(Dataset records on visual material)
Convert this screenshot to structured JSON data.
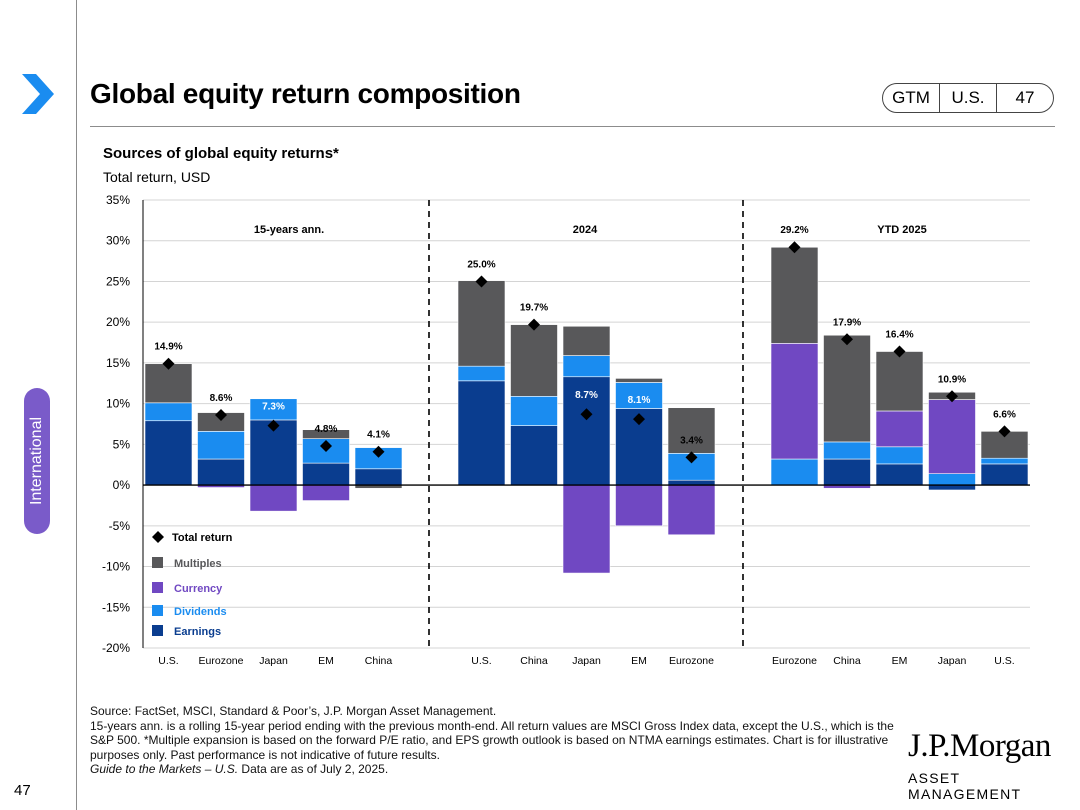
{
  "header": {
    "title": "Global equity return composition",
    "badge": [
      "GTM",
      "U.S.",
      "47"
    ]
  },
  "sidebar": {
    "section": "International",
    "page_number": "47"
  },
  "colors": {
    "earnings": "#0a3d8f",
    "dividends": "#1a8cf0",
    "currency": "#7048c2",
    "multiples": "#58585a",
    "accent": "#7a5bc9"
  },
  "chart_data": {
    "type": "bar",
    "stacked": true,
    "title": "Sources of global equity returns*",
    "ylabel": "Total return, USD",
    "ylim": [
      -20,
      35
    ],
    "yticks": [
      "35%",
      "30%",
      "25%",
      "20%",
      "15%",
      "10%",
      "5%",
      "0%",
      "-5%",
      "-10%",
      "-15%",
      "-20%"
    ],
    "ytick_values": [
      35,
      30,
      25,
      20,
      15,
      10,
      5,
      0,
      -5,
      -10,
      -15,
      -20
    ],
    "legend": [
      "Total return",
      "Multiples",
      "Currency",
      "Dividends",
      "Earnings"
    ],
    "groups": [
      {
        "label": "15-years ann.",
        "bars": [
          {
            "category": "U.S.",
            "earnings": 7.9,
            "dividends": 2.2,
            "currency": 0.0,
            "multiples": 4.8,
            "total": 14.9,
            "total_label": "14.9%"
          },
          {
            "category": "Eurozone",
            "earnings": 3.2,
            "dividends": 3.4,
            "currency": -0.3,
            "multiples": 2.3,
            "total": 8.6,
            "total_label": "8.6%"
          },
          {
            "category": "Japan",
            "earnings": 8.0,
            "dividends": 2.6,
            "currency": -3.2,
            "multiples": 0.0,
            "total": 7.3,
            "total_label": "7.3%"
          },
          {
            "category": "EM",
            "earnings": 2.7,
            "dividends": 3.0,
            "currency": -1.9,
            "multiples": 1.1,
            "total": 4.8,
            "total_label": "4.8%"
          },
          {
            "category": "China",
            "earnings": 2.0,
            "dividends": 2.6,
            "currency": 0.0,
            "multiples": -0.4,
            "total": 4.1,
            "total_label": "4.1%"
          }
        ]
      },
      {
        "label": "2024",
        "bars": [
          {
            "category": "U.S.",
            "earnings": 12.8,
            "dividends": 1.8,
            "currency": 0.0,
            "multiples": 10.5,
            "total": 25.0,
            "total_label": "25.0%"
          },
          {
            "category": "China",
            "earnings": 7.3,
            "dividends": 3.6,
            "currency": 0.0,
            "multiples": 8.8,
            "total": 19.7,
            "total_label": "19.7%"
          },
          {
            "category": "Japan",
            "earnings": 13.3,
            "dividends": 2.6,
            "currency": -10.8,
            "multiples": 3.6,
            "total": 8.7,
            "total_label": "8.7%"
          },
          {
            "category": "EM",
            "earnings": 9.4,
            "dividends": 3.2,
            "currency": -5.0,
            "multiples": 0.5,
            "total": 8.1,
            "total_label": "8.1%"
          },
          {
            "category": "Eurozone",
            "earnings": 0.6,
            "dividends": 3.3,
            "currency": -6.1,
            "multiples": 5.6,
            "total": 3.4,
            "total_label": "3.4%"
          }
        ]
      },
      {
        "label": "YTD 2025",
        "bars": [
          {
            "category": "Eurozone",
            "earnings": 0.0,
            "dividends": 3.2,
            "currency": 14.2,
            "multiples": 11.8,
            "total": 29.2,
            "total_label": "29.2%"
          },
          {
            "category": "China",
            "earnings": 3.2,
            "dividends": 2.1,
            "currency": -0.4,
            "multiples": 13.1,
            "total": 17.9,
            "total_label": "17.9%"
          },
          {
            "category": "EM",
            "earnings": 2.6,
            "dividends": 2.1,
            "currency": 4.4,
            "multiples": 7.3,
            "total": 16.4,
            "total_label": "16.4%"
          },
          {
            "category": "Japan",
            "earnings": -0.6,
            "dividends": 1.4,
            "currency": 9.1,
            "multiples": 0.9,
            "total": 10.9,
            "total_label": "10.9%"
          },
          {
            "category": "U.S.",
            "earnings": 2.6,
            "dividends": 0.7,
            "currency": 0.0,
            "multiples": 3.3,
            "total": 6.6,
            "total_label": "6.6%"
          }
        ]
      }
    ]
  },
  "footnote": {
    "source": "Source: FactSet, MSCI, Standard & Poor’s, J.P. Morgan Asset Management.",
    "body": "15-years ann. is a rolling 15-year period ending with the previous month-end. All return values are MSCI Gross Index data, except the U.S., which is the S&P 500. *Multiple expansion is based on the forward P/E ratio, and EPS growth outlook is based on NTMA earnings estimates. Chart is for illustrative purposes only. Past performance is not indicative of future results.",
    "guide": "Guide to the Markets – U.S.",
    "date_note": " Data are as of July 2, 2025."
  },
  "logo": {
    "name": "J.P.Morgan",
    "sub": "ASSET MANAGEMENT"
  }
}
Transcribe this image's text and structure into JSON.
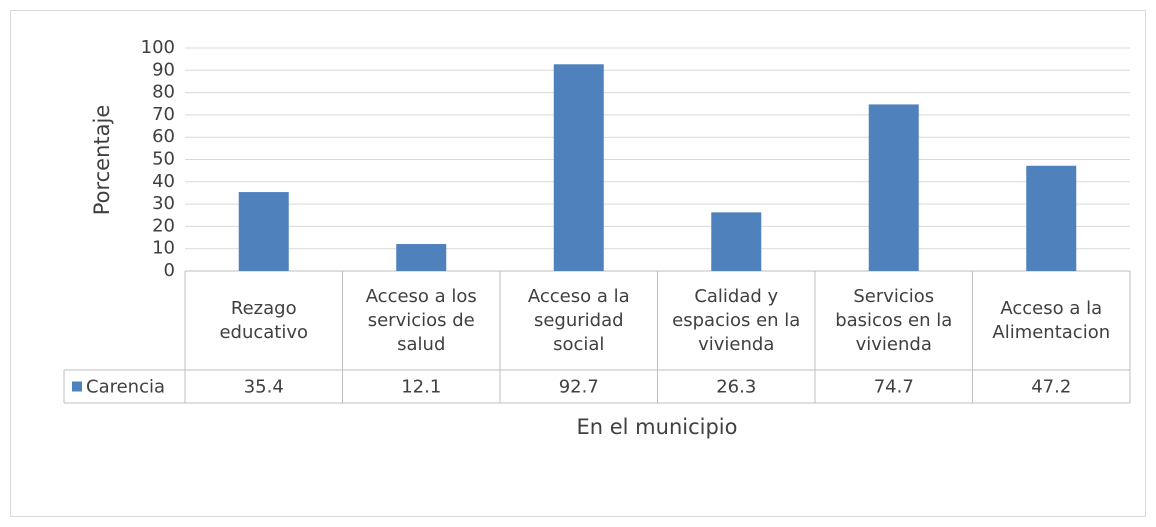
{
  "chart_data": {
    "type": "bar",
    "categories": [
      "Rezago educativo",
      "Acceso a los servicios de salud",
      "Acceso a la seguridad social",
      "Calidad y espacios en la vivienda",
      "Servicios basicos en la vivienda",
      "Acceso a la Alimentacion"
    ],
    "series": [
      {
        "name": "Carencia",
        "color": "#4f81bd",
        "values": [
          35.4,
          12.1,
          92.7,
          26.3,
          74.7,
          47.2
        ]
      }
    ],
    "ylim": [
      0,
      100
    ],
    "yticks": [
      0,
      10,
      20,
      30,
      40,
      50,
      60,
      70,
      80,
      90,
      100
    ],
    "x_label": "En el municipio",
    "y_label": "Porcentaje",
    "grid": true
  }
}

Problem description: Omit the pictures, and quote the material above exactly as given.

Complete answer:
Convert this screenshot to structured JSON data.
{
  "header": {
    "title": "Global equity return composition",
    "badge": [
      "GTM",
      "U.S.",
      "47"
    ]
  },
  "sidebar": {
    "section": "International",
    "page_number": "47"
  },
  "colors": {
    "earnings": "#0a3d8f",
    "dividends": "#1a8cf0",
    "currency": "#7048c2",
    "multiples": "#58585a",
    "accent": "#7a5bc9"
  },
  "chart_data": {
    "type": "bar",
    "stacked": true,
    "title": "Sources of global equity returns*",
    "ylabel": "Total return, USD",
    "ylim": [
      -20,
      35
    ],
    "yticks": [
      "35%",
      "30%",
      "25%",
      "20%",
      "15%",
      "10%",
      "5%",
      "0%",
      "-5%",
      "-10%",
      "-15%",
      "-20%"
    ],
    "ytick_values": [
      35,
      30,
      25,
      20,
      15,
      10,
      5,
      0,
      -5,
      -10,
      -15,
      -20
    ],
    "legend": [
      "Total return",
      "Multiples",
      "Currency",
      "Dividends",
      "Earnings"
    ],
    "groups": [
      {
        "label": "15-years ann.",
        "bars": [
          {
            "category": "U.S.",
            "earnings": 7.9,
            "dividends": 2.2,
            "currency": 0.0,
            "multiples": 4.8,
            "total": 14.9,
            "total_label": "14.9%"
          },
          {
            "category": "Eurozone",
            "earnings": 3.2,
            "dividends": 3.4,
            "currency": -0.3,
            "multiples": 2.3,
            "total": 8.6,
            "total_label": "8.6%"
          },
          {
            "category": "Japan",
            "earnings": 8.0,
            "dividends": 2.6,
            "currency": -3.2,
            "multiples": 0.0,
            "total": 7.3,
            "total_label": "7.3%"
          },
          {
            "category": "EM",
            "earnings": 2.7,
            "dividends": 3.0,
            "currency": -1.9,
            "multiples": 1.1,
            "total": 4.8,
            "total_label": "4.8%"
          },
          {
            "category": "China",
            "earnings": 2.0,
            "dividends": 2.6,
            "currency": 0.0,
            "multiples": -0.4,
            "total": 4.1,
            "total_label": "4.1%"
          }
        ]
      },
      {
        "label": "2024",
        "bars": [
          {
            "category": "U.S.",
            "earnings": 12.8,
            "dividends": 1.8,
            "currency": 0.0,
            "multiples": 10.5,
            "total": 25.0,
            "total_label": "25.0%"
          },
          {
            "category": "China",
            "earnings": 7.3,
            "dividends": 3.6,
            "currency": 0.0,
            "multiples": 8.8,
            "total": 19.7,
            "total_label": "19.7%"
          },
          {
            "category": "Japan",
            "earnings": 13.3,
            "dividends": 2.6,
            "currency": -10.8,
            "multiples": 3.6,
            "total": 8.7,
            "total_label": "8.7%"
          },
          {
            "category": "EM",
            "earnings": 9.4,
            "dividends": 3.2,
            "currency": -5.0,
            "multiples": 0.5,
            "total": 8.1,
            "total_label": "8.1%"
          },
          {
            "category": "Eurozone",
            "earnings": 0.6,
            "dividends": 3.3,
            "currency": -6.1,
            "multiples": 5.6,
            "total": 3.4,
            "total_label": "3.4%"
          }
        ]
      },
      {
        "label": "YTD 2025",
        "bars": [
          {
            "category": "Eurozone",
            "earnings": 0.0,
            "dividends": 3.2,
            "currency": 14.2,
            "multiples": 11.8,
            "total": 29.2,
            "total_label": "29.2%"
          },
          {
            "category": "China",
            "earnings": 3.2,
            "dividends": 2.1,
            "currency": -0.4,
            "multiples": 13.1,
            "total": 17.9,
            "total_label": "17.9%"
          },
          {
            "category": "EM",
            "earnings": 2.6,
            "dividends": 2.1,
            "currency": 4.4,
            "multiples": 7.3,
            "total": 16.4,
            "total_label": "16.4%"
          },
          {
            "category": "Japan",
            "earnings": -0.6,
            "dividends": 1.4,
            "currency": 9.1,
            "multiples": 0.9,
            "total": 10.9,
            "total_label": "10.9%"
          },
          {
            "category": "U.S.",
            "earnings": 2.6,
            "dividends": 0.7,
            "currency": 0.0,
            "multiples": 3.3,
            "total": 6.6,
            "total_label": "6.6%"
          }
        ]
      }
    ]
  },
  "footnote": {
    "source": "Source: FactSet, MSCI, Standard & Poor’s, J.P. Morgan Asset Management.",
    "body": "15-years ann. is a rolling 15-year period ending with the previous month-end. All return values are MSCI Gross Index data, except the U.S., which is the S&P 500. *Multiple expansion is based on the forward P/E ratio, and EPS growth outlook is based on NTMA earnings estimates. Chart is for illustrative purposes only. Past performance is not indicative of future results.",
    "guide": "Guide to the Markets – U.S.",
    "date_note": " Data are as of July 2, 2025."
  },
  "logo": {
    "name": "J.P.Morgan",
    "sub": "ASSET MANAGEMENT"
  }
}
Transcribe this image's text and structure into JSON.
{
  "chart_data": {
    "type": "bar",
    "categories": [
      "Rezago educativo",
      "Acceso a los servicios de salud",
      "Acceso a la seguridad social",
      "Calidad y espacios en la vivienda",
      "Servicios basicos en la vivienda",
      "Acceso a la Alimentacion"
    ],
    "series": [
      {
        "name": "Carencia",
        "color": "#4f81bd",
        "values": [
          35.4,
          12.1,
          92.7,
          26.3,
          74.7,
          47.2
        ]
      }
    ],
    "ylim": [
      0,
      100
    ],
    "yticks": [
      0,
      10,
      20,
      30,
      40,
      50,
      60,
      70,
      80,
      90,
      100
    ],
    "x_label": "En el municipio",
    "y_label": "Porcentaje",
    "grid": true
  }
}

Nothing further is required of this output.